Saved entries
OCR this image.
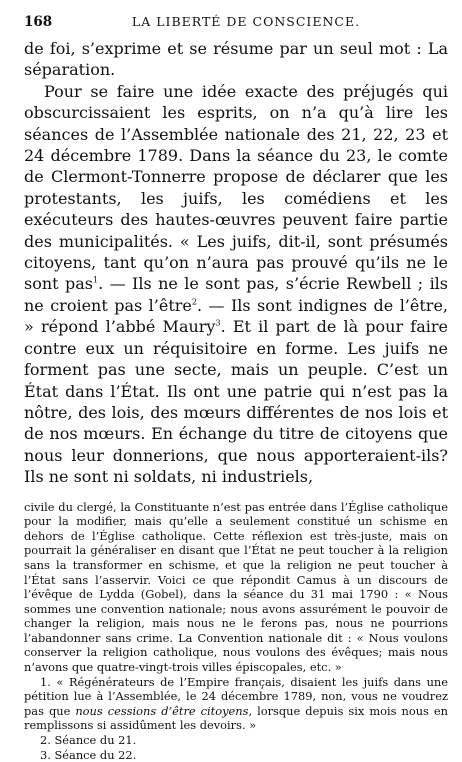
168	LA LIBERTÉ DE CONSCIENCE.

de foi, s’exprime et se résume par un seul mot : La séparation.

Pour se faire une idée exacte des préjugés qui obscurcissaient les esprits, on n’a qu’à lire les séances de l’Assemblée nationale des 21, 22, 23 et 24 décembre 1789. Dans la séance du 23, le comte de Clermont-Tonnerre propose de déclarer que les protestants, les juifs, les comédiens et les exécuteurs des hautes-œuvres peuvent faire partie des municipalités. « Les juifs, dit-il, sont présumés citoyens, tant qu’on n’aura pas prouvé qu’ils ne le sont pas$^1$. — Ils ne le sont pas, s’écrie Rewbell ; ils ne croient pas l’être$^2$. — Ils sont indignes de l’être, » répond l’abbé Maury$^3$. Et il part de là pour faire contre eux un réquisitoire en forme. Les juifs ne forment pas une secte, mais un peuple. C’est un État dans l’État. Ils ont une patrie qui n’est pas la nôtre, des lois, des mœurs différentes de nos lois et de nos mœurs. En échange du titre de citoyens que nous leur donnerions, que nous apporteraient-ils? Ils ne sont ni soldats, ni industriels,

civile du clergé, la Constituante n’est pas entrée dans l’Église catholique pour la modifier, mais qu’elle a seulement constitué un schisme en dehors de l’Église catholique. Cette réflexion est très-juste, mais on pourrait la généraliser en disant que l’État ne peut toucher à la religion sans la transformer en schisme, et que la religion ne peut toucher à l’État sans l’asservir. Voici ce que répondit Camus à un discours de l’évêque de Lydda (Gobel), dans la séance du 31 mai 1790 : « Nous sommes une convention nationale; nous avons assurément le pouvoir de changer la religion, mais nous ne le ferons pas, nous ne pourrions l’abandonner sans crime. La Convention nationale dit : « Nous voulons conserver la religion catholique, nous voulons des évêques; mais nous n’avons que quatre-vingt-trois villes épiscopales, etc. »

1. « Régénérateurs de l’Empire français, disaient les juifs dans une pétition lue à l’Assemblée, le 24 décembre 1789, non, vous ne voudrez pas que nous cessions d’être citoyens, lorsque depuis six mois nous en remplissons si assidûment les devoirs. »

2. Séance du 21.

3. Séance du 22.
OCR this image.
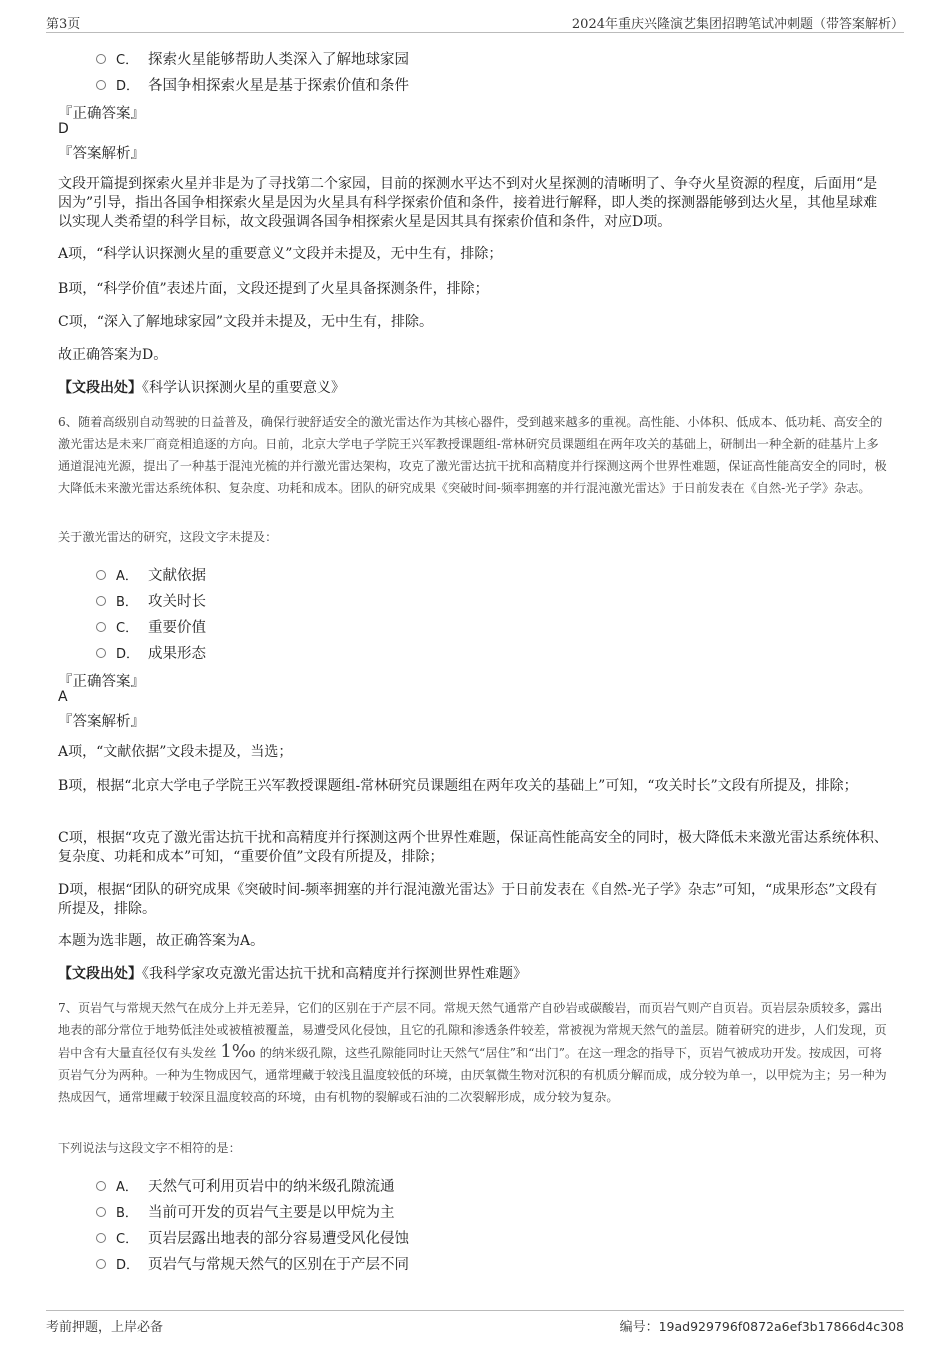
第3页	2024年重庆兴隆演艺集团招聘笔试冲刺题（带答案解析）
C． 探索火星能够帮助人类深入了解地球家园
D． 各国争相探索火星是基于探索价值和条件
『正确答案』
D
『答案解析』
文段开篇提到探索火星并非是为了寻找第二个家园，目前的探测水平达不到对火星探测的清晰明了、争夺火星资源的程度，后面用“是因为”引导，指出各国争相探索火星是因为火星具有科学探索价值和条件，接着进行解释，即人类的探测器能够到达火星，其他星球难以实现人类希望的科学目标，故文段强调各国争相探索火星是因其具有探索价值和条件，对应D项。
A项，“科学认识探测火星的重要意义”文段并未提及，无中生有，排除；
B项，“科学价值”表述片面，文段还提到了火星具备探测条件，排除；
C项，“深入了解地球家园”文段并未提及，无中生有，排除。
故正确答案为D。
【文段出处】《科学认识探测火星的重要意义》
6、随着高级别自动驾驶的日益普及，确保行驶舒适安全的激光雷达作为其核心器件，受到越来越多的重视。高性能、小体积、低成本、低功耗、高安全的激光雷达是未来厂商竞相追逐的方向。日前，北京大学电子学院王兴军教授课题组-常林研究员课题组在两年攻关的基础上，研制出一种全新的硅基片上多通道混沌光源，提出了一种基于混沌光梳的并行激光雷达架构，攻克了激光雷达抗干扰和高精度并行探测这两个世界性难题，保证高性能高安全的同时，极大降低未来激光雷达系统体积、复杂度、功耗和成本。团队的研究成果《突破时间-频率拥塞的并行混沌激光雷达》于日前发表在《自然-光子学》杂志。
关于激光雷达的研究，这段文字未提及：
A． 文献依据
B． 攻关时长
C． 重要价值
D． 成果形态
『正确答案』
A
『答案解析』
A项，“文献依据”文段未提及，当选；
B项，根据“北京大学电子学院王兴军教授课题组-常林研究员课题组在两年攻关的基础上”可知，“攻关时长”文段有所提及，排除；
C项，根据“攻克了激光雷达抗干扰和高精度并行探测这两个世界性难题，保证高性能高安全的同时，极大降低未来激光雷达系统体积、复杂度、功耗和成本”可知，“重要价值”文段有所提及，排除；
D项，根据“团队的研究成果《突破时间-频率拥塞的并行混沌激光雷达》于日前发表在《自然-光子学》杂志”可知，“成果形态”文段有所提及，排除。
本题为选非题，故正确答案为A。
【文段出处】《我科学家攻克激光雷达抗干扰和高精度并行探测世界性难题》
7、页岩气与常规天然气在成分上并无差异，它们的区别在于产层不同。常规天然气通常产自砂岩或碳酸岩，而页岩气则产自页岩。页岩层杂质较多，露出地表的部分常位于地势低洼处或被植被覆盖，易遭受风化侵蚀，且它的孔隙和渗透条件较差，常被视为常规天然气的盖层。随着研究的进步，人们发现，页岩中含有大量直径仅有头发丝 1‰ 的纳米级孔隙，这些孔隙能同时让天然气“居住”和“出门”。在这一理念的指导下，页岩气被成功开发。按成因，可将页岩气分为两种。一种为生物成因气，通常埋藏于较浅且温度较低的环境，由厌氧微生物对沉积的有机质分解而成，成分较为单一，以甲烷为主；另一种为热成因气，通常埋藏于较深且温度较高的环境，由有机物的裂解或石油的二次裂解形成，成分较为复杂。
下列说法与这段文字不相符的是：
A． 天然气可利用页岩中的纳米级孔隙流通
B． 当前可开发的页岩气主要是以甲烷为主
C． 页岩层露出地表的部分容易遭受风化侵蚀
D． 页岩气与常规天然气的区别在于产层不同
考前押题，上岸必备	编号：19ad929796f0872a6ef3b17866d4c308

→ Goal
State the number of lines in the records that contain the string "科学认识探测火星的重要意义", and nothing more.

→ Full output
2